# [Exercise]
Quote the records in full and leave their pictures out.

# [Records provided]
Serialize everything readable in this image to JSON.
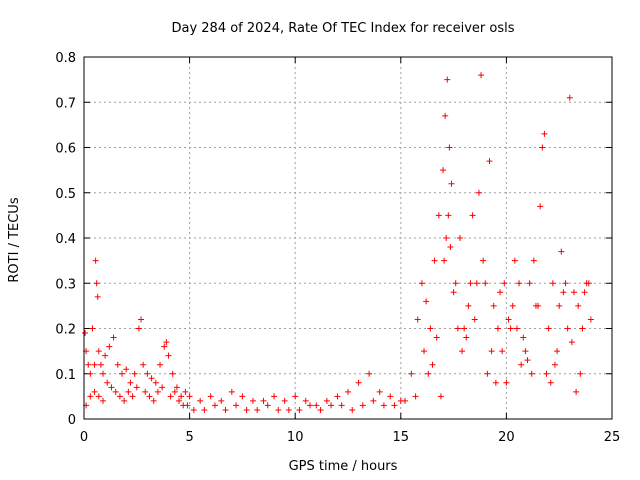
{
  "chart_data": {
    "type": "scatter",
    "title": "Day 284 of 2024, Rate Of TEC Index for receiver osls",
    "xlabel": "GPS time / hours",
    "ylabel": "ROTI / TECUs",
    "xlim": [
      0,
      25
    ],
    "ylim": [
      0,
      0.8
    ],
    "xticks": [
      "0",
      "5",
      "10",
      "15",
      "20",
      "25"
    ],
    "yticks": [
      "0",
      "0.1",
      "0.2",
      "0.3",
      "0.4",
      "0.5",
      "0.6",
      "0.7",
      "0.8"
    ],
    "grid": true,
    "marker": "+",
    "color": "#ff0000",
    "series": [
      {
        "name": "ROTI",
        "x": [
          0.05,
          0.1,
          0.2,
          0.3,
          0.4,
          0.5,
          0.55,
          0.6,
          0.65,
          0.7,
          0.8,
          0.9,
          1.0,
          1.2,
          1.4,
          1.6,
          1.8,
          2.0,
          2.2,
          2.4,
          2.6,
          2.7,
          2.8,
          3.0,
          3.2,
          3.4,
          3.6,
          3.8,
          3.9,
          4.0,
          4.2,
          4.4,
          4.6,
          4.8,
          5.0,
          5.5,
          6.0,
          6.5,
          7.0,
          7.5,
          8.0,
          8.5,
          9.0,
          9.5,
          10.0,
          10.5,
          11.0,
          11.5,
          12.0,
          12.5,
          13.0,
          13.5,
          14.0,
          14.5,
          15.0,
          15.5,
          15.8,
          16.0,
          16.2,
          16.4,
          16.6,
          16.8,
          17.0,
          17.1,
          17.2,
          17.3,
          17.4,
          17.6,
          17.8,
          18.0,
          18.2,
          18.4,
          18.6,
          18.7,
          18.8,
          19.0,
          19.2,
          19.4,
          19.6,
          19.8,
          20.0,
          20.2,
          20.4,
          20.6,
          20.8,
          21.0,
          21.2,
          21.4,
          21.6,
          21.7,
          21.8,
          22.0,
          22.2,
          22.4,
          22.6,
          22.8,
          22.9,
          23.0,
          23.2,
          23.4,
          23.6,
          23.8,
          24.0,
          0.1,
          0.3,
          0.5,
          0.7,
          0.9,
          1.1,
          1.3,
          1.5,
          1.7,
          1.9,
          2.1,
          2.3,
          2.5,
          2.9,
          3.1,
          3.3,
          3.5,
          3.7,
          4.1,
          4.3,
          4.5,
          4.7,
          4.9,
          5.2,
          5.7,
          6.2,
          6.7,
          7.2,
          7.7,
          8.2,
          8.7,
          9.2,
          9.7,
          10.2,
          10.7,
          11.2,
          11.7,
          12.2,
          12.7,
          13.2,
          13.7,
          14.2,
          14.7,
          15.2,
          15.7,
          16.1,
          16.3,
          16.5,
          16.7,
          16.9,
          17.05,
          17.15,
          17.25,
          17.35,
          17.5,
          17.7,
          17.9,
          18.1,
          18.3,
          18.5,
          18.9,
          19.1,
          19.3,
          19.5,
          19.7,
          19.9,
          20.1,
          20.3,
          20.5,
          20.7,
          20.9,
          21.1,
          21.3,
          21.5,
          21.9,
          22.1,
          22.3,
          22.5,
          22.7,
          23.1,
          23.3,
          23.5,
          23.7,
          23.9
        ],
        "y": [
          0.19,
          0.15,
          0.12,
          0.1,
          0.2,
          0.12,
          0.35,
          0.3,
          0.27,
          0.15,
          0.12,
          0.1,
          0.14,
          0.16,
          0.18,
          0.12,
          0.1,
          0.11,
          0.08,
          0.1,
          0.2,
          0.22,
          0.12,
          0.1,
          0.09,
          0.08,
          0.12,
          0.16,
          0.17,
          0.14,
          0.1,
          0.07,
          0.05,
          0.06,
          0.05,
          0.04,
          0.05,
          0.04,
          0.06,
          0.05,
          0.04,
          0.04,
          0.05,
          0.04,
          0.05,
          0.04,
          0.03,
          0.04,
          0.05,
          0.06,
          0.08,
          0.1,
          0.06,
          0.05,
          0.04,
          0.1,
          0.22,
          0.3,
          0.26,
          0.2,
          0.35,
          0.45,
          0.55,
          0.67,
          0.75,
          0.6,
          0.52,
          0.3,
          0.4,
          0.2,
          0.25,
          0.45,
          0.3,
          0.5,
          0.76,
          0.3,
          0.57,
          0.25,
          0.2,
          0.15,
          0.08,
          0.2,
          0.35,
          0.3,
          0.18,
          0.13,
          0.1,
          0.25,
          0.47,
          0.6,
          0.63,
          0.2,
          0.3,
          0.15,
          0.37,
          0.3,
          0.2,
          0.71,
          0.28,
          0.25,
          0.2,
          0.3,
          0.22,
          0.03,
          0.05,
          0.06,
          0.05,
          0.04,
          0.08,
          0.07,
          0.06,
          0.05,
          0.04,
          0.06,
          0.05,
          0.07,
          0.06,
          0.05,
          0.04,
          0.06,
          0.07,
          0.05,
          0.06,
          0.04,
          0.03,
          0.03,
          0.02,
          0.02,
          0.03,
          0.02,
          0.03,
          0.02,
          0.02,
          0.03,
          0.02,
          0.02,
          0.02,
          0.03,
          0.02,
          0.03,
          0.03,
          0.02,
          0.03,
          0.04,
          0.03,
          0.03,
          0.04,
          0.05,
          0.15,
          0.1,
          0.12,
          0.18,
          0.05,
          0.35,
          0.4,
          0.45,
          0.38,
          0.28,
          0.2,
          0.15,
          0.18,
          0.3,
          0.22,
          0.35,
          0.1,
          0.15,
          0.08,
          0.28,
          0.3,
          0.22,
          0.25,
          0.2,
          0.12,
          0.15,
          0.3,
          0.35,
          0.25,
          0.1,
          0.08,
          0.12,
          0.25,
          0.28,
          0.17,
          0.06,
          0.1,
          0.28,
          0.3
        ]
      }
    ]
  }
}
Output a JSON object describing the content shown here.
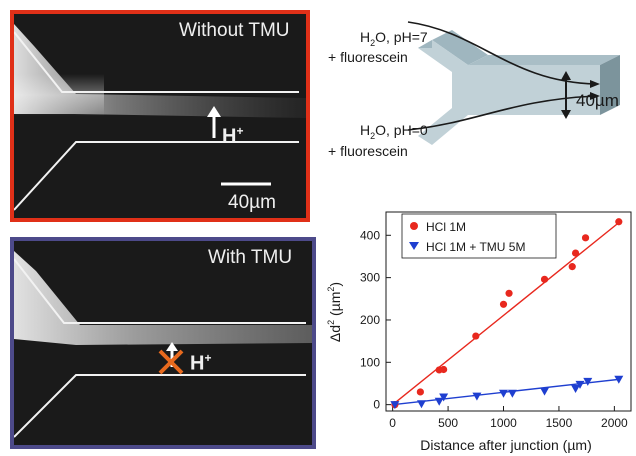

# [Response]
Serialize everything readable in this image to JSON.
{
  "chart_data": {
    "type": "scatter",
    "title": "Day 284 of 2024, Rate Of TEC Index for receiver osls",
    "xlabel": "GPS time / hours",
    "ylabel": "ROTI / TECUs",
    "xlim": [
      0,
      25
    ],
    "ylim": [
      0,
      0.8
    ],
    "xticks": [
      "0",
      "5",
      "10",
      "15",
      "20",
      "25"
    ],
    "yticks": [
      "0",
      "0.1",
      "0.2",
      "0.3",
      "0.4",
      "0.5",
      "0.6",
      "0.7",
      "0.8"
    ],
    "grid": true,
    "marker": "+",
    "color": "#ff0000",
    "series": [
      {
        "name": "ROTI",
        "x": [
          0.05,
          0.1,
          0.2,
          0.3,
          0.4,
          0.5,
          0.55,
          0.6,
          0.65,
          0.7,
          0.8,
          0.9,
          1.0,
          1.2,
          1.4,
          1.6,
          1.8,
          2.0,
          2.2,
          2.4,
          2.6,
          2.7,
          2.8,
          3.0,
          3.2,
          3.4,
          3.6,
          3.8,
          3.9,
          4.0,
          4.2,
          4.4,
          4.6,
          4.8,
          5.0,
          5.5,
          6.0,
          6.5,
          7.0,
          7.5,
          8.0,
          8.5,
          9.0,
          9.5,
          10.0,
          10.5,
          11.0,
          11.5,
          12.0,
          12.5,
          13.0,
          13.5,
          14.0,
          14.5,
          15.0,
          15.5,
          15.8,
          16.0,
          16.2,
          16.4,
          16.6,
          16.8,
          17.0,
          17.1,
          17.2,
          17.3,
          17.4,
          17.6,
          17.8,
          18.0,
          18.2,
          18.4,
          18.6,
          18.7,
          18.8,
          19.0,
          19.2,
          19.4,
          19.6,
          19.8,
          20.0,
          20.2,
          20.4,
          20.6,
          20.8,
          21.0,
          21.2,
          21.4,
          21.6,
          21.7,
          21.8,
          22.0,
          22.2,
          22.4,
          22.6,
          22.8,
          22.9,
          23.0,
          23.2,
          23.4,
          23.6,
          23.8,
          24.0,
          0.1,
          0.3,
          0.5,
          0.7,
          0.9,
          1.1,
          1.3,
          1.5,
          1.7,
          1.9,
          2.1,
          2.3,
          2.5,
          2.9,
          3.1,
          3.3,
          3.5,
          3.7,
          4.1,
          4.3,
          4.5,
          4.7,
          4.9,
          5.2,
          5.7,
          6.2,
          6.7,
          7.2,
          7.7,
          8.2,
          8.7,
          9.2,
          9.7,
          10.2,
          10.7,
          11.2,
          11.7,
          12.2,
          12.7,
          13.2,
          13.7,
          14.2,
          14.7,
          15.2,
          15.7,
          16.1,
          16.3,
          16.5,
          16.7,
          16.9,
          17.05,
          17.15,
          17.25,
          17.35,
          17.5,
          17.7,
          17.9,
          18.1,
          18.3,
          18.5,
          18.9,
          19.1,
          19.3,
          19.5,
          19.7,
          19.9,
          20.1,
          20.3,
          20.5,
          20.7,
          20.9,
          21.1,
          21.3,
          21.5,
          21.9,
          22.1,
          22.3,
          22.5,
          22.7,
          23.1,
          23.3,
          23.5,
          23.7,
          23.9
        ],
        "y": [
          0.19,
          0.15,
          0.12,
          0.1,
          0.2,
          0.12,
          0.35,
          0.3,
          0.27,
          0.15,
          0.12,
          0.1,
          0.14,
          0.16,
          0.18,
          0.12,
          0.1,
          0.11,
          0.08,
          0.1,
          0.2,
          0.22,
          0.12,
          0.1,
          0.09,
          0.08,
          0.12,
          0.16,
          0.17,
          0.14,
          0.1,
          0.07,
          0.05,
          0.06,
          0.05,
          0.04,
          0.05,
          0.04,
          0.06,
          0.05,
          0.04,
          0.04,
          0.05,
          0.04,
          0.05,
          0.04,
          0.03,
          0.04,
          0.05,
          0.06,
          0.08,
          0.1,
          0.06,
          0.05,
          0.04,
          0.1,
          0.22,
          0.3,
          0.26,
          0.2,
          0.35,
          0.45,
          0.55,
          0.67,
          0.75,
          0.6,
          0.52,
          0.3,
          0.4,
          0.2,
          0.25,
          0.45,
          0.3,
          0.5,
          0.76,
          0.3,
          0.57,
          0.25,
          0.2,
          0.15,
          0.08,
          0.2,
          0.35,
          0.3,
          0.18,
          0.13,
          0.1,
          0.25,
          0.47,
          0.6,
          0.63,
          0.2,
          0.3,
          0.15,
          0.37,
          0.3,
          0.2,
          0.71,
          0.28,
          0.25,
          0.2,
          0.3,
          0.22,
          0.03,
          0.05,
          0.06,
          0.05,
          0.04,
          0.08,
          0.07,
          0.06,
          0.05,
          0.04,
          0.06,
          0.05,
          0.07,
          0.06,
          0.05,
          0.04,
          0.06,
          0.07,
          0.05,
          0.06,
          0.04,
          0.03,
          0.03,
          0.02,
          0.02,
          0.03,
          0.02,
          0.03,
          0.02,
          0.02,
          0.03,
          0.02,
          0.02,
          0.02,
          0.03,
          0.02,
          0.03,
          0.03,
          0.02,
          0.03,
          0.04,
          0.03,
          0.03,
          0.04,
          0.05,
          0.15,
          0.1,
          0.12,
          0.18,
          0.05,
          0.35,
          0.4,
          0.45,
          0.38,
          0.28,
          0.2,
          0.15,
          0.18,
          0.3,
          0.22,
          0.35,
          0.1,
          0.15,
          0.08,
          0.28,
          0.3,
          0.22,
          0.25,
          0.2,
          0.12,
          0.15,
          0.3,
          0.35,
          0.25,
          0.1,
          0.08,
          0.12,
          0.25,
          0.28,
          0.17,
          0.06,
          0.1,
          0.28,
          0.3
        ]
      }
    ]
  }
}
Output a JSON object describing the content shown here.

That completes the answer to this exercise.